(The problem): Without the images, write out the whole listing exactly.

[Recorded data]

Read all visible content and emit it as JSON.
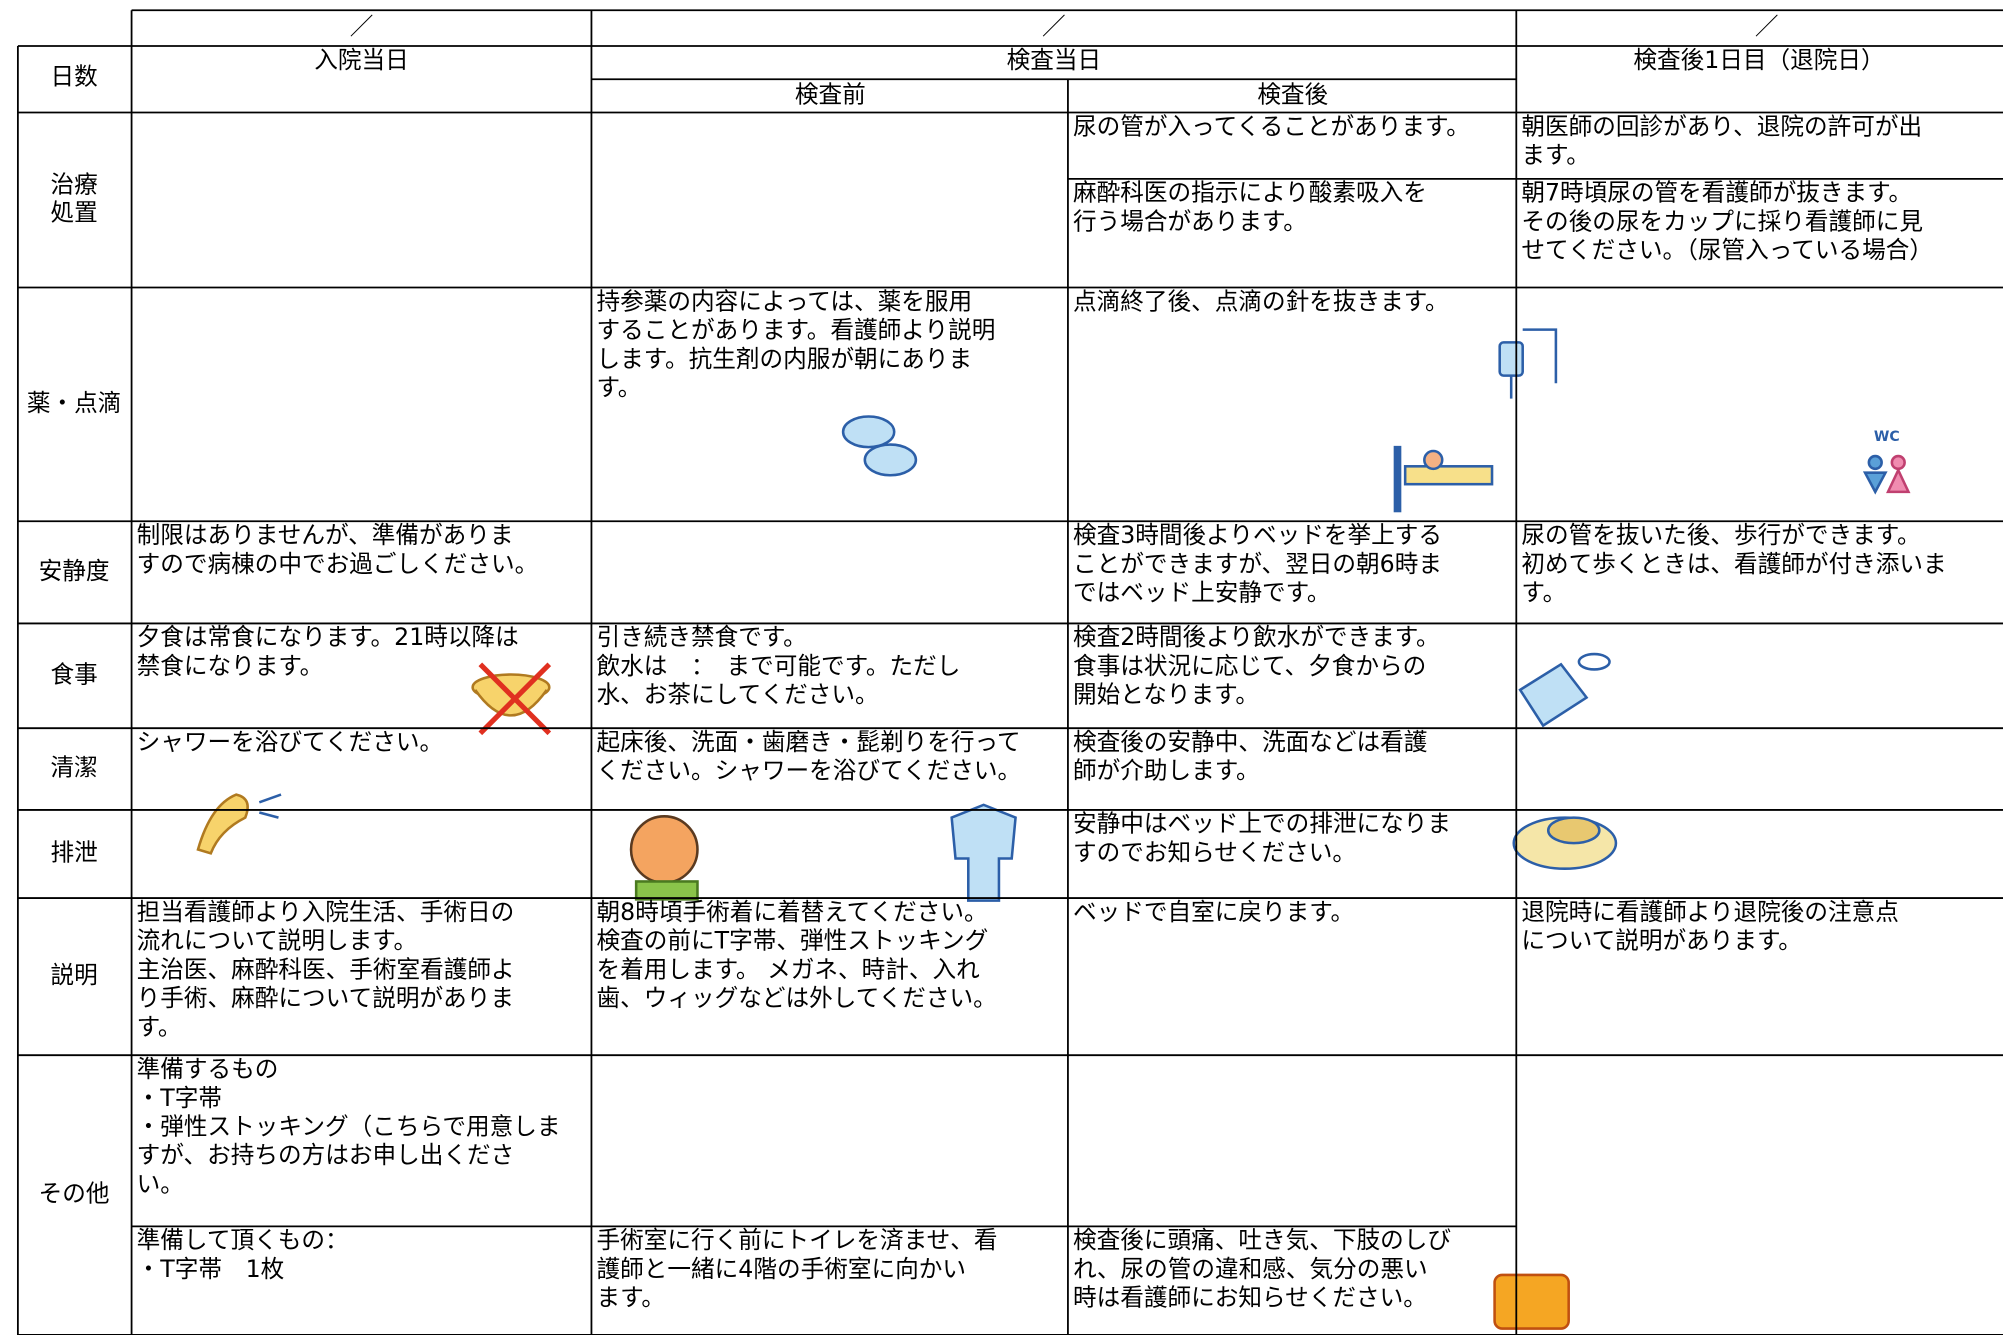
{
  "header": {
    "date_marks": [
      "／",
      "／",
      "／"
    ],
    "day_label": "日数",
    "columns": [
      "入院当日",
      "検査当日",
      "検査後1日目（退院日）"
    ],
    "subcolumns": [
      "検査前",
      "検査後"
    ]
  },
  "table": {
    "rows": [
      {
        "label": [
          "治療",
          "処置"
        ],
        "cells": [
          [
            null,
            null,
            [
              "尿の管が入ってくることがあります。"
            ],
            [
              "朝医師の回診があり、退院の許可が出",
              "ます。"
            ]
          ],
          [
            null,
            null,
            [
              "麻酔科医の指示により酸素吸入を",
              "行う場合があります。"
            ],
            [
              "朝7時頃尿の管を看護師が抜きます。",
              "その後の尿をカップに採り看護師に見",
              "せてください。（尿管入っている場合）"
            ]
          ]
        ]
      },
      {
        "label": [
          "薬・点滴"
        ],
        "cells": [
          [
            null,
            [
              "持参薬の内容によっては、薬を服用",
              "することがあります。看護師より説明",
              "します。抗生剤の内服が朝にありま",
              "す。"
            ],
            [
              "点滴終了後、点滴の針を抜きます。"
            ],
            null
          ]
        ]
      },
      {
        "label": [
          "安静度"
        ],
        "cells": [
          [
            [
              "制限はありませんが、準備がありま",
              "すので病棟の中でお過ごしください。"
            ],
            null,
            [
              "検査3時間後よりベッドを挙上する",
              "ことができますが、翌日の朝6時ま",
              "ではベッド上安静です。"
            ],
            [
              "尿の管を抜いた後、歩行ができます。",
              "初めて歩くときは、看護師が付き添いま",
              "す。"
            ]
          ]
        ]
      },
      {
        "label": [
          "食事"
        ],
        "cells": [
          [
            [
              "夕食は常食になります。21時以降は",
              "禁食になります。"
            ],
            [
              "引き続き禁食です。",
              "飲水は　：　まで可能です。ただし",
              "水、お茶にしてください。"
            ],
            [
              "検査2時間後より飲水ができます。",
              "食事は状況に応じて、夕食からの",
              "開始となります。"
            ],
            null
          ]
        ]
      },
      {
        "label": [
          "清潔"
        ],
        "cells": [
          [
            [
              "シャワーを浴びてください。"
            ],
            [
              "起床後、洗面・歯磨き・髭剃りを行って",
              "ください。シャワーを浴びてください。"
            ],
            [
              "検査後の安静中、洗面などは看護",
              "師が介助します。"
            ],
            null
          ]
        ]
      },
      {
        "label": [
          "排泄"
        ],
        "cells": [
          [
            null,
            null,
            [
              "安静中はベッド上での排泄になりま",
              "すのでお知らせください。"
            ],
            null
          ]
        ]
      },
      {
        "label": [
          "説明"
        ],
        "cells": [
          [
            [
              "担当看護師より入院生活、手術日の",
              "流れについて説明します。",
              "主治医、麻酔科医、手術室看護師よ",
              "り手術、麻酔について説明がありま",
              "す。"
            ],
            [
              "朝8時頃手術着に着替えてください。",
              "検査の前にT字帯、弾性ストッキング",
              "を着用します。 メガネ、時計、入れ",
              "歯、ウィッグなどは外してください。"
            ],
            [
              "ベッドで自室に戻ります。"
            ],
            [
              "退院時に看護師より退院後の注意点",
              "について説明があります。"
            ]
          ]
        ]
      },
      {
        "label": [
          "その他"
        ],
        "cells": [
          [
            [
              "準備するもの",
              "・T字帯",
              "・弾性ストッキング（こちらで用意しま",
              "すが、お持ちの方はお申し出くださ",
              "い。"
            ],
            null,
            null,
            null
          ],
          [
            [
              "準備して頂くもの：",
              "・T字帯　1枚"
            ],
            [
              "手術室に行く前にトイレを済ませ、看",
              "護師と一緒に4階の手術室に向かい",
              "ます。"
            ],
            [
              "検査後に頭痛、吐き気、下肢のしび",
              "れ、尿の管の違和感、気分の悪い",
              "時は看護師にお知らせください。"
            ],
            null
          ]
        ]
      }
    ]
  },
  "icons": {
    "wc": "WC"
  }
}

(Result of the task):
Read all visible content and emit it as JSON.
{
  "header": {
    "date_marks": [
      "／",
      "／",
      "／"
    ],
    "day_label": "日数",
    "columns": [
      "入院当日",
      "検査当日",
      "検査後1日目（退院日）"
    ],
    "subcolumns": [
      "検査前",
      "検査後"
    ]
  },
  "table": {
    "rows": [
      {
        "label": [
          "治療",
          "処置"
        ],
        "cells": [
          [
            null,
            null,
            [
              "尿の管が入ってくることがあります。"
            ],
            [
              "朝医師の回診があり、退院の許可が出",
              "ます。"
            ]
          ],
          [
            null,
            null,
            [
              "麻酔科医の指示により酸素吸入を",
              "行う場合があります。"
            ],
            [
              "朝7時頃尿の管を看護師が抜きます。",
              "その後の尿をカップに採り看護師に見",
              "せてください。（尿管入っている場合）"
            ]
          ]
        ]
      },
      {
        "label": [
          "薬・点滴"
        ],
        "cells": [
          [
            null,
            [
              "持参薬の内容によっては、薬を服用",
              "することがあります。看護師より説明",
              "します。抗生剤の内服が朝にありま",
              "す。"
            ],
            [
              "点滴終了後、点滴の針を抜きます。"
            ],
            null
          ]
        ]
      },
      {
        "label": [
          "安静度"
        ],
        "cells": [
          [
            [
              "制限はありませんが、準備がありま",
              "すので病棟の中でお過ごしください。"
            ],
            null,
            [
              "検査3時間後よりベッドを挙上する",
              "ことができますが、翌日の朝6時ま",
              "ではベッド上安静です。"
            ],
            [
              "尿の管を抜いた後、歩行ができます。",
              "初めて歩くときは、看護師が付き添いま",
              "す。"
            ]
          ]
        ]
      },
      {
        "label": [
          "食事"
        ],
        "cells": [
          [
            [
              "夕食は常食になります。21時以降は",
              "禁食になります。"
            ],
            [
              "引き続き禁食です。",
              "飲水は　：　まで可能です。ただし",
              "水、お茶にしてください。"
            ],
            [
              "検査2時間後より飲水ができます。",
              "食事は状況に応じて、夕食からの",
              "開始となります。"
            ],
            null
          ]
        ]
      },
      {
        "label": [
          "清潔"
        ],
        "cells": [
          [
            [
              "シャワーを浴びてください。"
            ],
            [
              "起床後、洗面・歯磨き・髭剃りを行って",
              "ください。シャワーを浴びてください。"
            ],
            [
              "検査後の安静中、洗面などは看護",
              "師が介助します。"
            ],
            null
          ]
        ]
      },
      {
        "label": [
          "排泄"
        ],
        "cells": [
          [
            null,
            null,
            [
              "安静中はベッド上での排泄になりま",
              "すのでお知らせください。"
            ],
            null
          ]
        ]
      },
      {
        "label": [
          "説明"
        ],
        "cells": [
          [
            [
              "担当看護師より入院生活、手術日の",
              "流れについて説明します。",
              "主治医、麻酔科医、手術室看護師よ",
              "り手術、麻酔について説明がありま",
              "す。"
            ],
            [
              "朝8時頃手術着に着替えてください。",
              "検査の前にT字帯、弾性ストッキング",
              "を着用します。 メガネ、時計、入れ",
              "歯、ウィッグなどは外してください。"
            ],
            [
              "ベッドで自室に戻ります。"
            ],
            [
              "退院時に看護師より退院後の注意点",
              "について説明があります。"
            ]
          ]
        ]
      },
      {
        "label": [
          "その他"
        ],
        "cells": [
          [
            [
              "準備するもの",
              "・T字帯",
              "・弾性ストッキング（こちらで用意しま",
              "すが、お持ちの方はお申し出くださ",
              "い。"
            ],
            null,
            null,
            null
          ],
          [
            [
              "準備して頂くもの：",
              "・T字帯　1枚"
            ],
            [
              "手術室に行く前にトイレを済ませ、看",
              "護師と一緒に4階の手術室に向かい",
              "ます。"
            ],
            [
              "検査後に頭痛、吐き気、下肢のしび",
              "れ、尿の管の違和感、気分の悪い",
              "時は看護師にお知らせください。"
            ],
            null
          ]
        ]
      }
    ]
  },
  "icons": {
    "wc": "WC"
  }
}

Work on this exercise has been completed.